(Extracted data entries)
>>>

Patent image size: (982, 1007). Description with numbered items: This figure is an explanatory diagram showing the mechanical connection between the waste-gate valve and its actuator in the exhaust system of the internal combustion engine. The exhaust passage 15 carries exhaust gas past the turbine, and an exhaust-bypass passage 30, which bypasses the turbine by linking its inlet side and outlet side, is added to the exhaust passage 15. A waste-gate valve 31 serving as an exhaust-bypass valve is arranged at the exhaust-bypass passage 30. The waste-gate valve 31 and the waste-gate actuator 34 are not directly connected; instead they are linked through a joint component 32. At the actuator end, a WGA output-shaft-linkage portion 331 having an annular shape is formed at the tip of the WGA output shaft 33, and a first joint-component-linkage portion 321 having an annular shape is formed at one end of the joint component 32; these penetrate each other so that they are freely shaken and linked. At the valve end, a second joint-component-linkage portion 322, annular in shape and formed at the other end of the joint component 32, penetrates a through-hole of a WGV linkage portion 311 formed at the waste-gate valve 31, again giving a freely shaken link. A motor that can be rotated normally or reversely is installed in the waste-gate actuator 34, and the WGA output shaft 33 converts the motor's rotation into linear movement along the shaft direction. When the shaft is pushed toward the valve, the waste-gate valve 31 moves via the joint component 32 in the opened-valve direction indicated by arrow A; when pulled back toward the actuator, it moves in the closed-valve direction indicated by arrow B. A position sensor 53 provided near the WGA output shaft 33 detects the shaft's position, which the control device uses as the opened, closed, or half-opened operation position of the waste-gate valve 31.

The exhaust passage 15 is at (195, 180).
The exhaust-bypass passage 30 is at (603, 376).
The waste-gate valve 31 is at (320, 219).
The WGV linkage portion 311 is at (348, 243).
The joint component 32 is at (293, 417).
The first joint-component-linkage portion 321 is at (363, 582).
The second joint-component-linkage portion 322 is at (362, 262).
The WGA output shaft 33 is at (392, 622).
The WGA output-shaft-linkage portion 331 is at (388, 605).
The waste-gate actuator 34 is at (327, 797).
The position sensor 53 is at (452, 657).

<<<

Present every line of the material above as a JSON list of strings, with one string per line and blank lines omitted.

**FULL OUTPUT**
[
  "Patent image size: (982, 1007). Description with numbered items: This figure is an explanatory diagram showing the mechanical connection between the waste-gate valve and its actuator in the exhaust system of the internal combustion engine. The exhaust passage 15 carries exhaust gas past the turbine, and an exhaust-bypass passage 30, which bypasses the turbine by linking its inlet side and outlet side, is added to the exhaust passage 15. A waste-gate valve 31 serving as an exhaust-bypass valve is arranged at the exhaust-bypass passage 30. The waste-gate valve 31 and the waste-gate actuator 34 are not directly connected; instead they are linked through a joint component 32. At the actuator end, a WGA output-shaft-linkage portion 331 having an annular shape is formed at the tip of the WGA output shaft 33, and a first joint-component-linkage portion 321 having an annular shape is formed at one end of the joint component 32; these penetrate each other so that they are freely shaken and linked. At the valve end, a second joint-component-linkage portion 322, annular in shape and formed at the other end of the joint component 32, penetrates a through-hole of a WGV linkage portion 311 formed at the waste-gate valve 31, again giving a freely shaken link. A motor that can be rotated normally or reversely is installed in the waste-gate actuator 34, and the WGA output shaft 33 converts the motor's rotation into linear movement along the shaft direction. When the shaft is pushed toward the valve, the waste-gate valve 31 moves via the joint component 32 in the opened-valve direction indicated by arrow A; when pulled back toward the actuator, it moves in the closed-valve direction indicated by arrow B. A position sensor 53 provided near the WGA output shaft 33 detects the shaft's position, which the control device uses as the opened, closed, or half-opened operation position of the waste-gate valve 31.",
  "The exhaust passage 15 is at (195, 180).",
  "The exhaust-bypass passage 30 is at (603, 376).",
  "The waste-gate valve 31 is at (320, 219).",
  "The WGV linkage portion 311 is at (348, 243).",
  "The joint component 32 is at (293, 417).",
  "The first joint-component-linkage portion 321 is at (363, 582).",
  "The second joint-component-linkage portion 322 is at (362, 262).",
  "The WGA output shaft 33 is at (392, 622).",
  "The WGA output-shaft-linkage portion 331 is at (388, 605).",
  "The waste-gate actuator 34 is at (327, 797).",
  "The position sensor 53 is at (452, 657)."
]